Every line that contains the word "color" should be copied.

---------- Task data ----------

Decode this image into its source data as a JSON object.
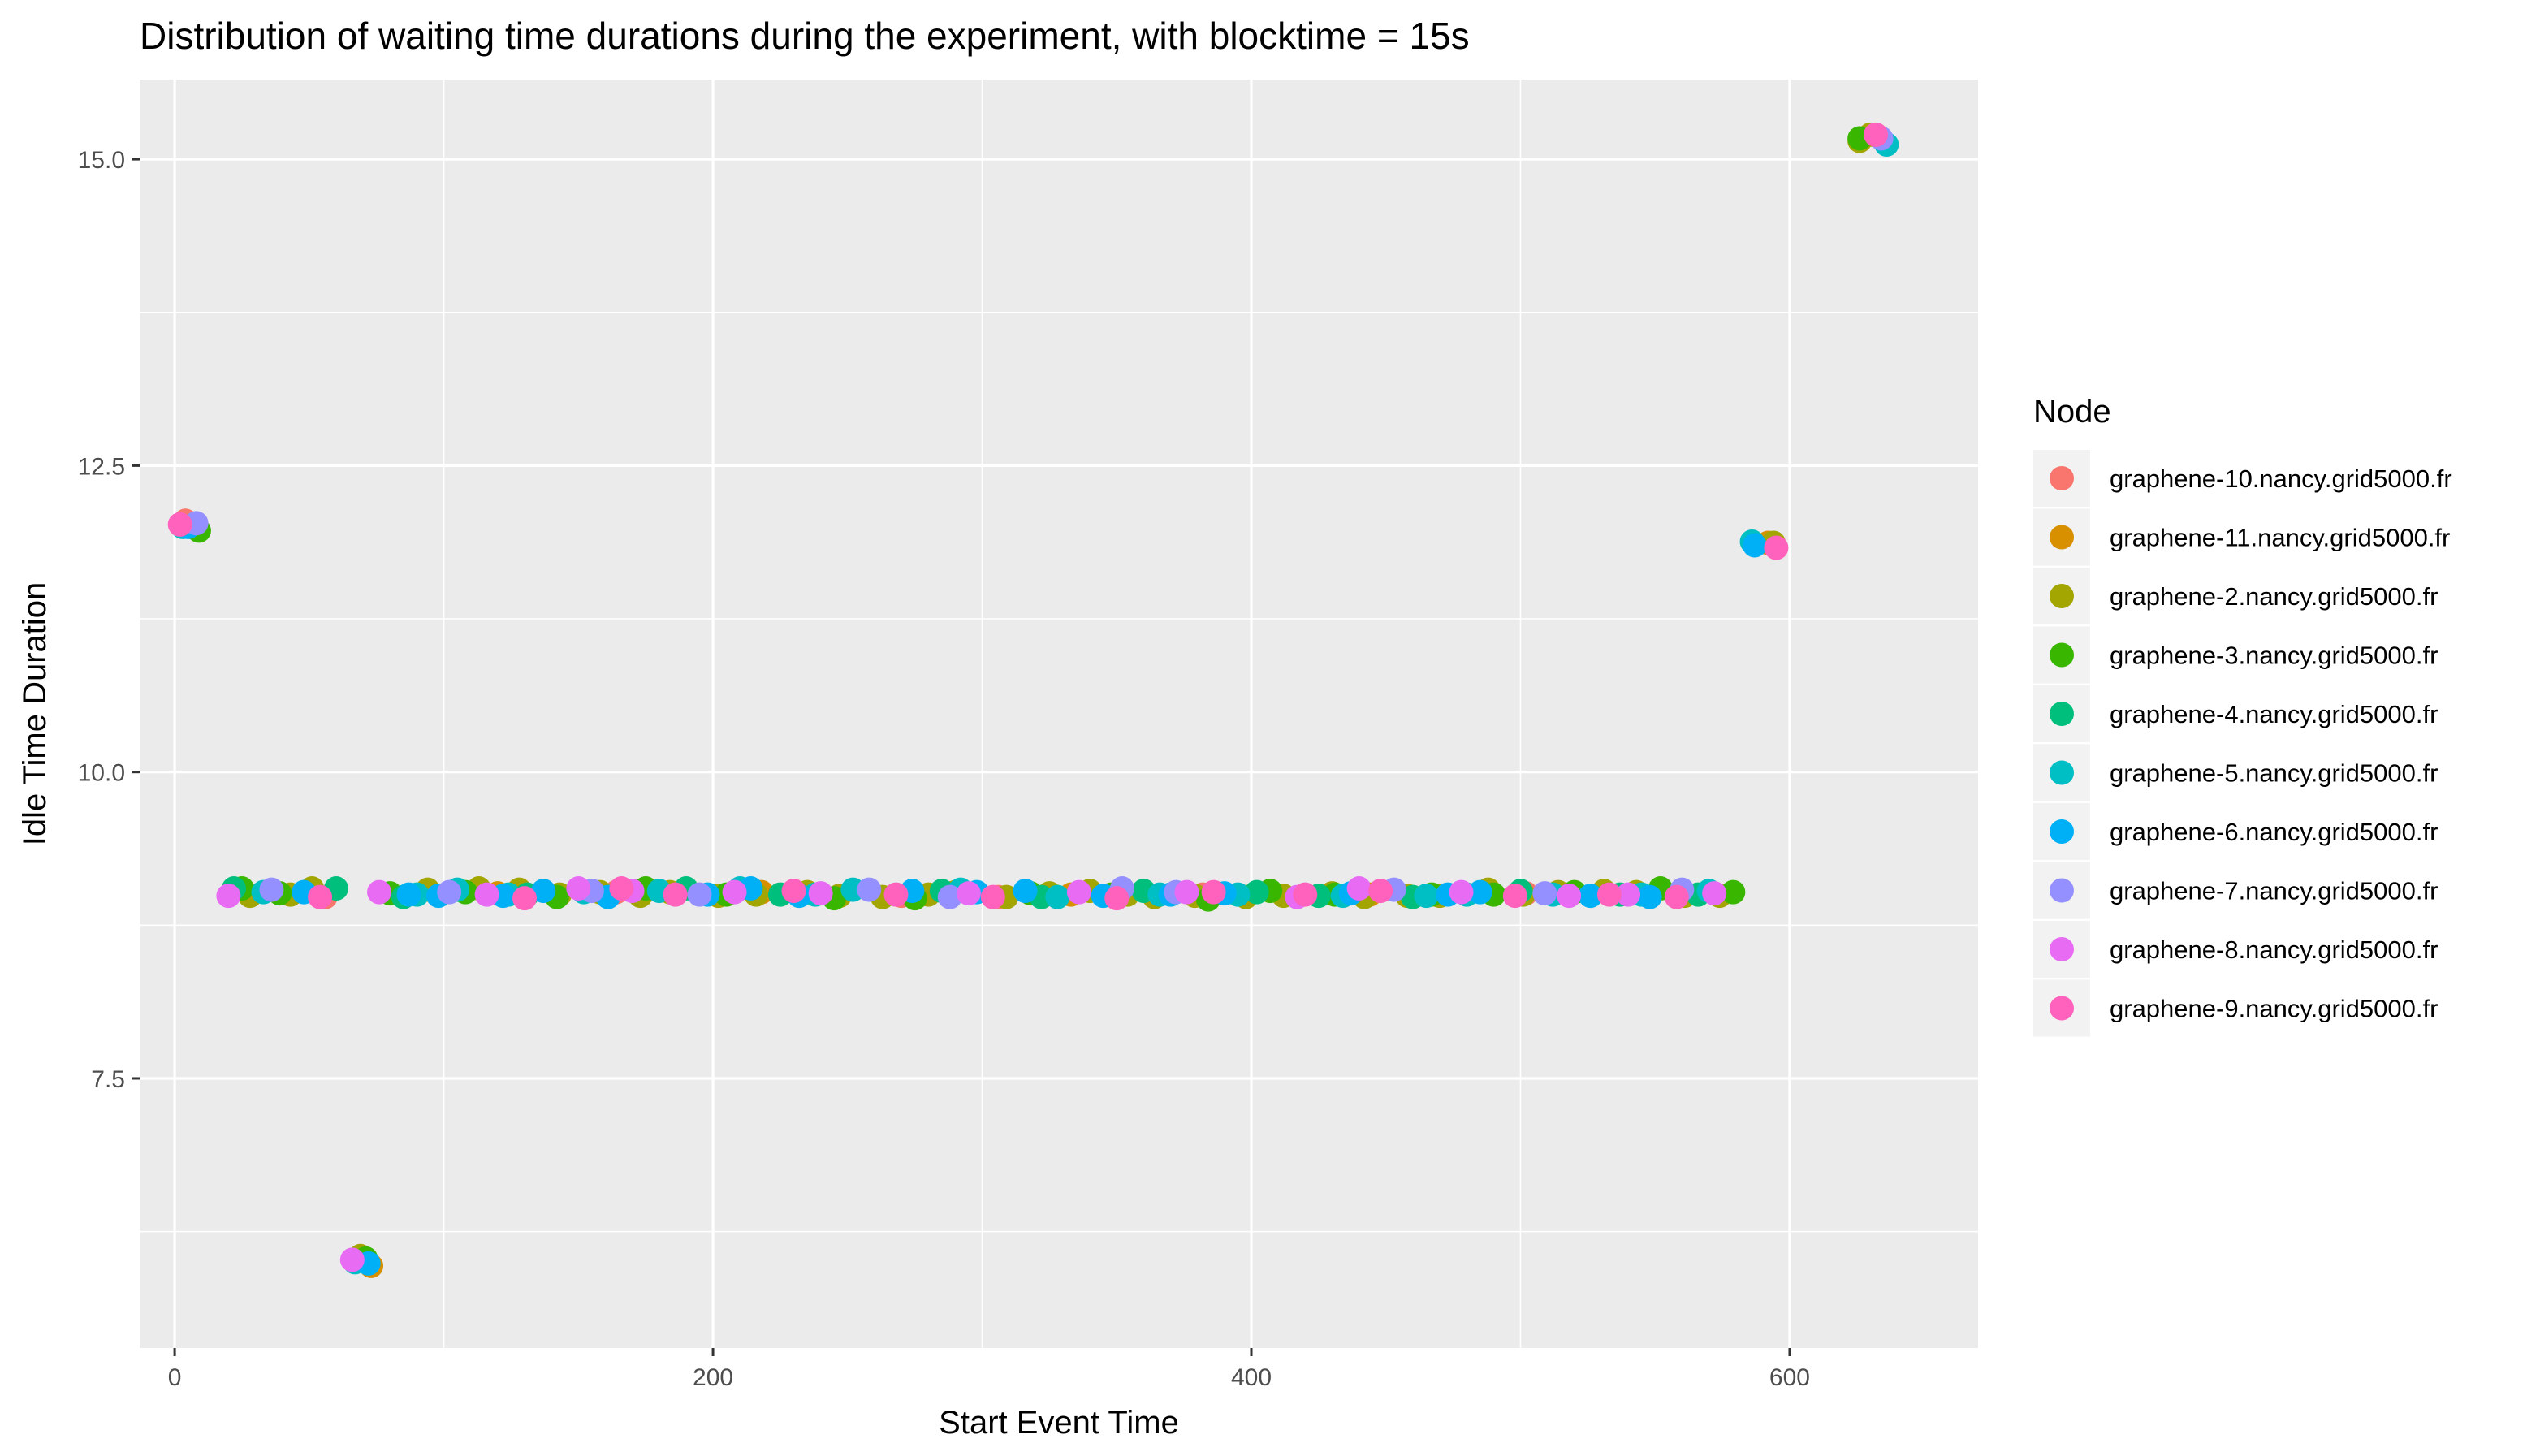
{
  "chart_data": {
    "type": "scatter",
    "title": "Distribution of waiting time durations during the experiment, with blocktime = 15s",
    "xlabel": "Start Event Time",
    "ylabel": "Idle Time Duration",
    "xlim": [
      -13,
      670
    ],
    "ylim": [
      5.3,
      15.65
    ],
    "x_ticks": [
      0,
      200,
      400,
      600
    ],
    "y_ticks": [
      7.5,
      10.0,
      12.5,
      15.0
    ],
    "x_tick_labels": [
      "0",
      "200",
      "400",
      "600"
    ],
    "y_tick_labels": [
      "7.5",
      "10.0",
      "12.5",
      "15.0"
    ],
    "grid": true,
    "legend": {
      "title": "Node",
      "position": "right"
    },
    "series": [
      {
        "name": "graphene-10.nancy.grid5000.fr",
        "color": "#F8766D",
        "points": [
          [
            4,
            12.05
          ],
          [
            56,
            8.98
          ],
          [
            164,
            9.02
          ],
          [
            270,
            8.99
          ],
          [
            306,
            8.98
          ],
          [
            382,
            9.0
          ],
          [
            502,
            9.01
          ]
        ]
      },
      {
        "name": "graphene-11.nancy.grid5000.fr",
        "color": "#D89000",
        "points": [
          [
            7,
            12.02
          ],
          [
            73,
            5.97
          ],
          [
            120,
            9.01
          ],
          [
            218,
            9.02
          ],
          [
            333,
            9.0
          ],
          [
            444,
            9.0
          ],
          [
            592,
            11.87
          ]
        ]
      },
      {
        "name": "graphene-2.nancy.grid5000.fr",
        "color": "#A3A500",
        "points": [
          [
            6,
            12.0
          ],
          [
            69,
            6.05
          ],
          [
            28,
            8.99
          ],
          [
            43,
            9.0
          ],
          [
            51,
            9.05
          ],
          [
            94,
            9.04
          ],
          [
            113,
            9.05
          ],
          [
            128,
            9.04
          ],
          [
            143,
            9.0
          ],
          [
            158,
            9.02
          ],
          [
            173,
            8.99
          ],
          [
            184,
            9.02
          ],
          [
            202,
            8.99
          ],
          [
            216,
            9.0
          ],
          [
            235,
            9.02
          ],
          [
            247,
            8.99
          ],
          [
            263,
            8.98
          ],
          [
            280,
            9.0
          ],
          [
            290,
            9.02
          ],
          [
            309,
            8.98
          ],
          [
            325,
            9.01
          ],
          [
            340,
            9.03
          ],
          [
            354,
            9.0
          ],
          [
            364,
            8.98
          ],
          [
            379,
            8.99
          ],
          [
            398,
            8.98
          ],
          [
            412,
            8.99
          ],
          [
            430,
            9.01
          ],
          [
            442,
            8.98
          ],
          [
            458,
            8.99
          ],
          [
            470,
            8.99
          ],
          [
            488,
            9.04
          ],
          [
            501,
            9.0
          ],
          [
            514,
            9.02
          ],
          [
            531,
            9.03
          ],
          [
            543,
            9.02
          ],
          [
            561,
            8.99
          ],
          [
            574,
            8.99
          ],
          [
            594,
            11.87
          ],
          [
            630,
            15.2
          ],
          [
            626,
            15.15
          ]
        ]
      },
      {
        "name": "graphene-3.nancy.grid5000.fr",
        "color": "#39B600",
        "points": [
          [
            9,
            11.97
          ],
          [
            71,
            6.03
          ],
          [
            25,
            9.05
          ],
          [
            39,
            9.01
          ],
          [
            80,
            9.01
          ],
          [
            108,
            9.02
          ],
          [
            142,
            8.98
          ],
          [
            175,
            9.05
          ],
          [
            205,
            9.0
          ],
          [
            245,
            8.97
          ],
          [
            275,
            8.97
          ],
          [
            318,
            9.01
          ],
          [
            348,
            9.0
          ],
          [
            384,
            8.96
          ],
          [
            407,
            9.03
          ],
          [
            431,
            9.0
          ],
          [
            467,
            9.0
          ],
          [
            490,
            9.0
          ],
          [
            520,
            9.02
          ],
          [
            552,
            9.05
          ],
          [
            579,
            9.02
          ],
          [
            626,
            15.17
          ]
        ]
      },
      {
        "name": "graphene-4.nancy.grid5000.fr",
        "color": "#00BF7D",
        "points": [
          [
            22,
            9.05
          ],
          [
            60,
            9.05
          ],
          [
            85,
            8.98
          ],
          [
            131,
            9.0
          ],
          [
            190,
            9.05
          ],
          [
            225,
            9.0
          ],
          [
            285,
            9.03
          ],
          [
            322,
            8.98
          ],
          [
            360,
            9.03
          ],
          [
            402,
            9.02
          ],
          [
            425,
            8.99
          ],
          [
            460,
            8.98
          ],
          [
            500,
            9.03
          ],
          [
            537,
            9.0
          ],
          [
            566,
            9.0
          ]
        ]
      },
      {
        "name": "graphene-5.nancy.grid5000.fr",
        "color": "#00BFC4",
        "points": [
          [
            3,
            12.0
          ],
          [
            67,
            6.0
          ],
          [
            33,
            9.02
          ],
          [
            90,
            9.0
          ],
          [
            105,
            9.04
          ],
          [
            124,
            9.0
          ],
          [
            152,
            9.02
          ],
          [
            180,
            9.03
          ],
          [
            210,
            9.05
          ],
          [
            238,
            9.0
          ],
          [
            252,
            9.04
          ],
          [
            292,
            9.04
          ],
          [
            328,
            8.98
          ],
          [
            366,
            9.0
          ],
          [
            395,
            9.0
          ],
          [
            434,
            8.99
          ],
          [
            465,
            8.99
          ],
          [
            480,
            9.0
          ],
          [
            512,
            9.0
          ],
          [
            545,
            9.0
          ],
          [
            570,
            9.03
          ],
          [
            586,
            11.88
          ],
          [
            636,
            15.12
          ]
        ]
      },
      {
        "name": "graphene-6.nancy.grid5000.fr",
        "color": "#00B0F6",
        "points": [
          [
            5,
            12.0
          ],
          [
            72,
            5.99
          ],
          [
            48,
            9.02
          ],
          [
            87,
            9.0
          ],
          [
            98,
            8.99
          ],
          [
            122,
            8.99
          ],
          [
            137,
            9.03
          ],
          [
            161,
            8.98
          ],
          [
            198,
            9.0
          ],
          [
            214,
            9.05
          ],
          [
            232,
            8.99
          ],
          [
            274,
            9.03
          ],
          [
            298,
            9.02
          ],
          [
            316,
            9.03
          ],
          [
            345,
            8.99
          ],
          [
            370,
            9.0
          ],
          [
            390,
            9.01
          ],
          [
            437,
            9.01
          ],
          [
            473,
            9.0
          ],
          [
            485,
            9.02
          ],
          [
            526,
            8.99
          ],
          [
            548,
            8.98
          ],
          [
            587,
            11.85
          ]
        ]
      },
      {
        "name": "graphene-7.nancy.grid5000.fr",
        "color": "#9590FF",
        "points": [
          [
            8,
            12.03
          ],
          [
            36,
            9.04
          ],
          [
            102,
            9.02
          ],
          [
            155,
            9.03
          ],
          [
            195,
            9.0
          ],
          [
            258,
            9.04
          ],
          [
            288,
            8.98
          ],
          [
            352,
            9.05
          ],
          [
            372,
            9.02
          ],
          [
            453,
            9.04
          ],
          [
            509,
            9.01
          ],
          [
            560,
            9.04
          ],
          [
            634,
            15.17
          ]
        ]
      },
      {
        "name": "graphene-8.nancy.grid5000.fr",
        "color": "#E76BF3",
        "points": [
          [
            66,
            6.02
          ],
          [
            20,
            8.99
          ],
          [
            76,
            9.02
          ],
          [
            116,
            9.0
          ],
          [
            150,
            9.05
          ],
          [
            170,
            9.03
          ],
          [
            208,
            9.02
          ],
          [
            240,
            9.01
          ],
          [
            295,
            9.01
          ],
          [
            336,
            9.02
          ],
          [
            376,
            9.02
          ],
          [
            417,
            8.98
          ],
          [
            440,
            9.05
          ],
          [
            478,
            9.02
          ],
          [
            518,
            8.99
          ],
          [
            540,
            9.0
          ],
          [
            572,
            9.01
          ]
        ]
      },
      {
        "name": "graphene-9.nancy.grid5000.fr",
        "color": "#FF62BC",
        "points": [
          [
            2,
            12.02
          ],
          [
            54,
            8.98
          ],
          [
            130,
            8.97
          ],
          [
            166,
            9.05
          ],
          [
            186,
            9.0
          ],
          [
            230,
            9.03
          ],
          [
            268,
            9.0
          ],
          [
            304,
            8.98
          ],
          [
            350,
            8.97
          ],
          [
            386,
            9.02
          ],
          [
            420,
            9.0
          ],
          [
            448,
            9.03
          ],
          [
            498,
            8.99
          ],
          [
            533,
            9.0
          ],
          [
            558,
            8.98
          ],
          [
            595,
            11.83
          ],
          [
            632,
            15.2
          ]
        ]
      }
    ]
  }
}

----------

▶ Written response
        "color": "#F8766D",
        "color": "#D89000",
        "color": "#A3A500",
        "color": "#39B600",
        "color": "#00BF7D",
        "color": "#00BFC4",
        "color": "#00B0F6",
        "color": "#9590FF",
        "color": "#E76BF3",
        "color": "#FF62BC",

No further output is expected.